[EXERCISE INSTRUCTIONS]
Search the listing below for the word "Allah" and copy each line that holds it.

Dataset items
** START **

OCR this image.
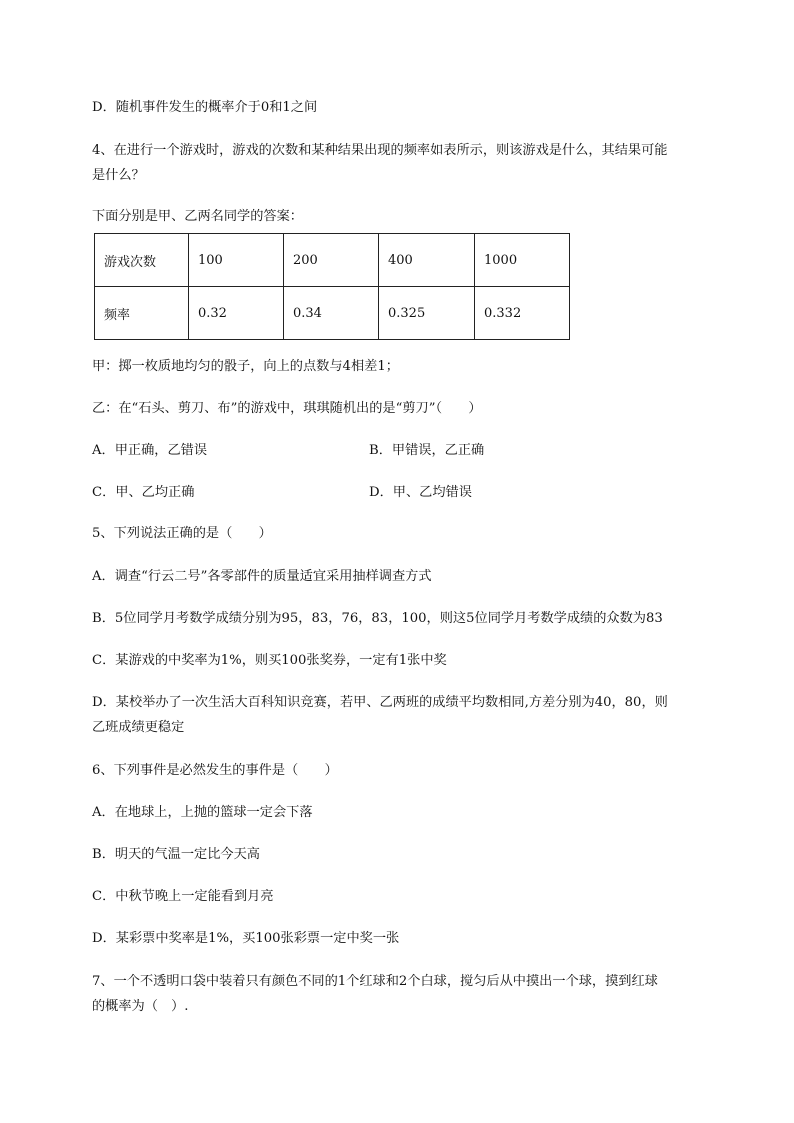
D．随机事件发生的概率介于0和1之间
4、在进行一个游戏时，游戏的次数和某种结果出现的频率如表所示，则该游戏是什么，其结果可能
是什么？
下面分别是甲、乙两名同学的答案：
游戏次数	100	200	400	1000
频率	0.32	0.34	0.325	0.332
甲：掷一枚质地均匀的骰子，向上的点数与4相差1；
乙：在“石头、剪刀、布”的游戏中，琪琪随机出的是“剪刀”（　　）
A．甲正确，乙错误	B．甲错误，乙正确
C．甲、乙均正确	D．甲、乙均错误
5、下列说法正确的是（　　）
A．调查“行云二号”各零部件的质量适宜采用抽样调查方式
B．5位同学月考数学成绩分别为95，83，76，83，100，则这5位同学月考数学成绩的众数为83
C．某游戏的中奖率为1%，则买100张奖券，一定有1张中奖
D．某校举办了一次生活大百科知识竞赛，若甲、乙两班的成绩平均数相同,方差分别为40，80，则
乙班成绩更稳定
6、下列事件是必然发生的事件是（　　）
A．在地球上，上抛的篮球一定会下落
B．明天的气温一定比今天高
C．中秋节晚上一定能看到月亮
D．某彩票中奖率是1%，买100张彩票一定中奖一张
7、一个不透明口袋中装着只有颜色不同的1个红球和2个白球，搅匀后从中摸出一个球，摸到红球
的概率为（　）.
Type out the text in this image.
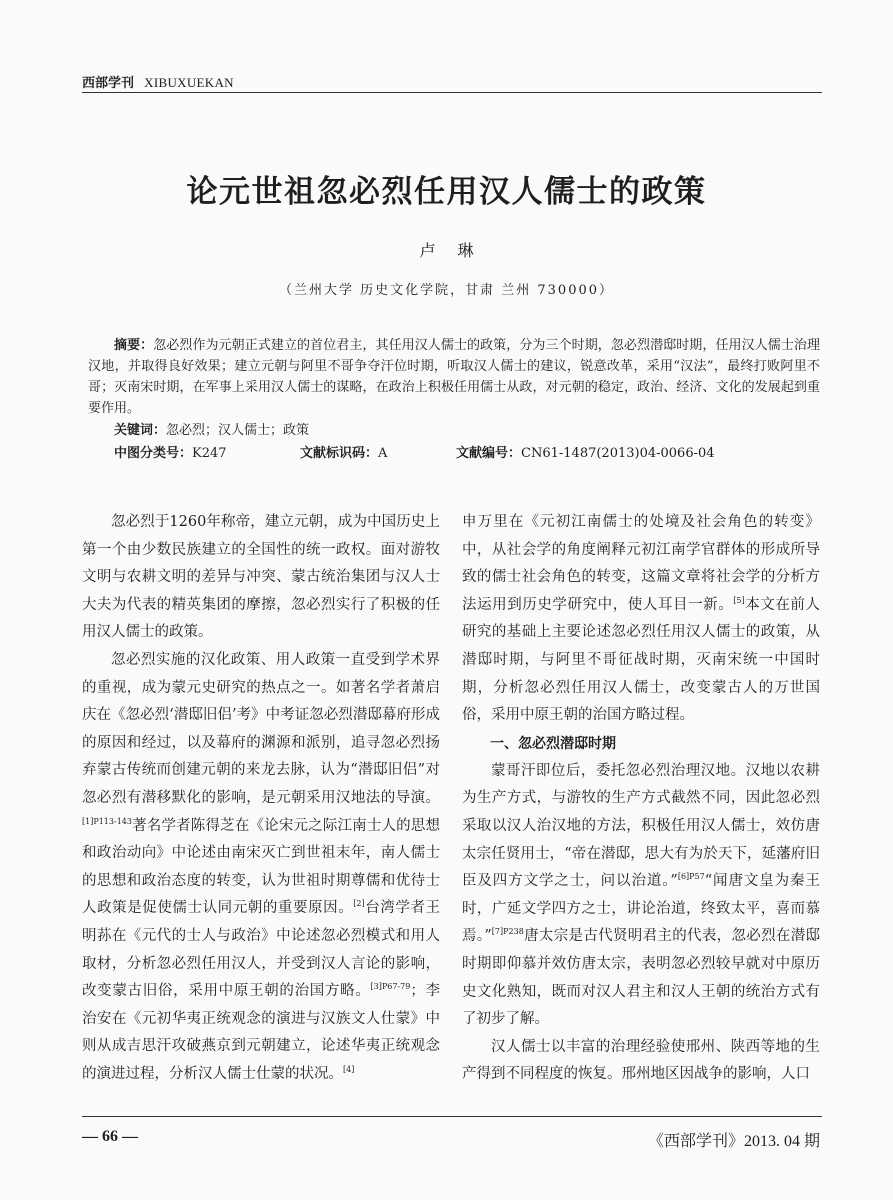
西部学刊 XIBUXUEKAN
论元世祖忽必烈任用汉人儒士的政策
卢琳
（兰州大学 历史文化学院，甘肃 兰州 730000）
摘要：忽必烈作为元朝正式建立的首位君主，其任用汉人儒士的政策，分为三个时期，忽必烈潜邸时期，任用汉人儒士治理汉地，并取得良好效果；建立元朝与阿里不哥争夺汗位时期，听取汉人儒士的建议，锐意改革，采用“汉法”，最终打败阿里不哥；灭南宋时期，在军事上采用汉人儒士的谋略，在政治上积极任用儒士从政，对元朝的稳定，政治、经济、文化的发展起到重要作用。
关键词：忽必烈；汉人儒士；政策
中图分类号：K247	文献标识码：A	文献编号：CN61-1487(2013)04-0066-04

忽必烈于1260年称帝，建立元朝，成为中国历史上第一个由少数民族建立的全国性的统一政权。面对游牧文明与农耕文明的差异与冲突、蒙古统治集团与汉人士大夫为代表的精英集团的摩擦，忽必烈实行了积极的任用汉人儒士的政策。

忽必烈实施的汉化政策、用人政策一直受到学术界的重视，成为蒙元史研究的热点之一。如著名学者萧启庆在《忽必烈‘潜邸旧侣’考》中考证忽必烈潜邸幕府形成的原因和经过，以及幕府的渊源和派别，追寻忽必烈扬弃蒙古传统而创建元朝的来龙去脉，认为“潜邸旧侣”对忽必烈有潜移默化的影响，是元朝采用汉地法的导演。$^{[1]P113-143}$著名学者陈得芝在《论宋元之际江南士人的思想和政治动向》中论述由南宋灭亡到世祖末年，南人儒士的思想和政治态度的转变，认为世祖时期尊儒和优待士人政策是促使儒士认同元朝的重要原因。[2]台湾学者王明荪在《元代的士人与政治》中论述忽必烈模式和用人取材，分析忽必烈任用汉人，并受到汉人言论的影响，改变蒙古旧俗，采用中原王朝的治国方略。$^{[3]P67-79}$；李治安在《元初华夷正统观念的演进与汉族文人仕蒙》中则从成吉思汗攻破燕京到元朝建立，论述华夷正统观念的演进过程，分析汉人儒士仕蒙的状况。[4]

申万里在《元初江南儒士的处境及社会角色的转变》中，从社会学的角度阐释元初江南学官群体的形成所导致的儒士社会角色的转变，这篇文章将社会学的分析方法运用到历史学研究中，使人耳目一新。[5]本文在前人研究的基础上主要论述忽必烈任用汉人儒士的政策，从潜邸时期，与阿里不哥征战时期，灭南宋统一中国时期，分析忽必烈任用汉人儒士，改变蒙古人的万世国俗，采用中原王朝的治国方略过程。

一、忽必烈潜邸时期

蒙哥汗即位后，委托忽必烈治理汉地。汉地以农耕为生产方式，与游牧的生产方式截然不同，因此忽必烈采取以汉人治汉地的方法，积极任用汉人儒士，效仿唐太宗任贤用士，“帝在潜邸，思大有为於天下，延藩府旧臣及四方文学之士，问以治道。”$^{[6]P57}$“闻唐文皇为秦王时，广延文学四方之士，讲论治道，终致太平，喜而慕焉。”$^{[7]P238}$唐太宗是古代贤明君主的代表，忽必烈在潜邸时期即仰慕并效仿唐太宗，表明忽必烈较早就对中原历史文化熟知，既而对汉人君主和汉人王朝的统治方式有了初步了解。

汉人儒士以丰富的治理经验使邢州、陕西等地的生产得到不同程度的恢复。邢州地区因战争的影响，人口

— 66 —	《西部学刊》2013. 04 期
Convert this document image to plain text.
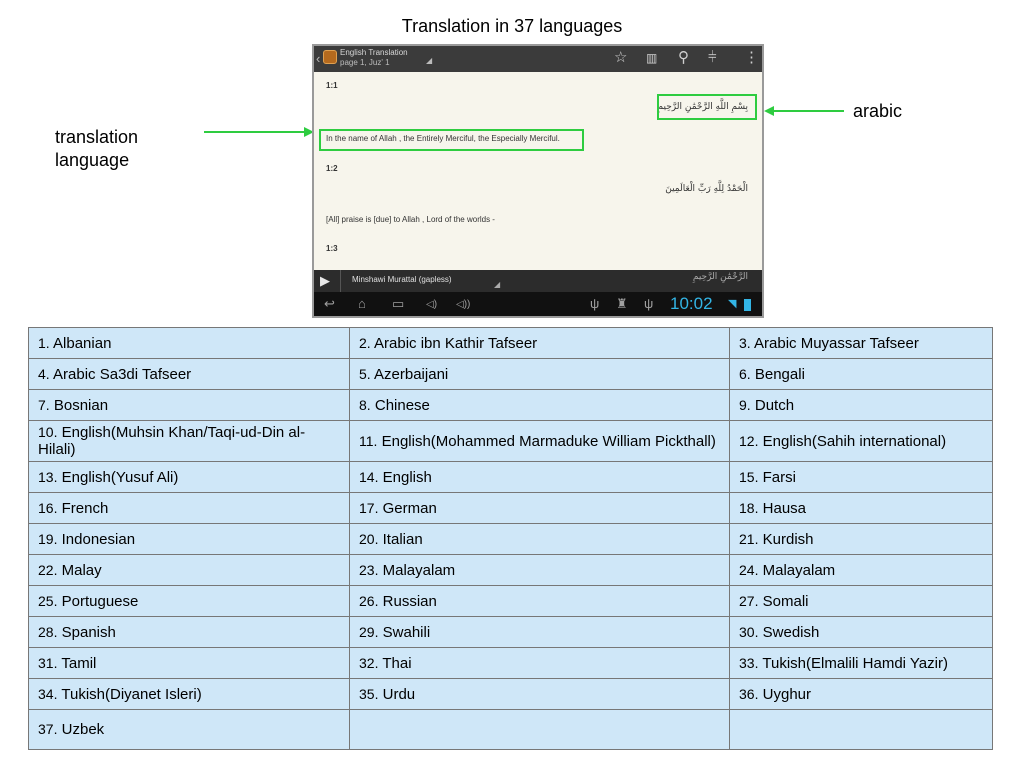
Translation in 37 languages
translation
language
arabic
‹ English Translation
page 1, Juz' 1	◢	☆ ▥ ⚲ ⫩ ⋮
1:1
بِسْمِ اللَّهِ الرَّحْمَٰنِ الرَّحِيمِ
In the name of Allah , the Entirely Merciful, the Especially Merciful.
1:2
الْحَمْدُ لِلَّهِ رَبِّ الْعَالَمِينَ
[All] praise is [due] to Allah , Lord of the worlds -
1:3
▶	Minshawi Murattal (gapless)
◢
الرَّحْمَٰنِ الرَّحِيمِ
↩ ⌂ ▭ ◁) ◁))	ψ ♜ ψ 10:02 ◥
1. Albanian	2. Arabic ibn Kathir Tafseer	3. Arabic Muyassar Tafseer
4. Arabic Sa3di Tafseer	5. Azerbaijani	6. Bengali
7. Bosnian	8. Chinese	9. Dutch
10. English(Muhsin Khan/Taqi-ud-Din al-Hilali)	11. English(Mohammed Marmaduke William Pickthall)	12. English(Sahih international)
13. English(Yusuf Ali)	14. English	15. Farsi
16. French	17. German	18. Hausa
19. Indonesian	20. Italian	21. Kurdish
22. Malay	23. Malayalam	24. Malayalam
25. Portuguese	26. Russian	27. Somali
28. Spanish	29. Swahili	30. Swedish
31. Tamil	32. Thai	33. Tukish(Elmalili Hamdi Yazir)
34. Tukish(Diyanet Isleri)	35. Urdu	36. Uyghur
37. Uzbek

** END **

[RESPONSE BELOW]
In the name of Allah , the Entirely Merciful, the Especially Merciful.
[All] praise is [due] to Allah , Lord of the worlds -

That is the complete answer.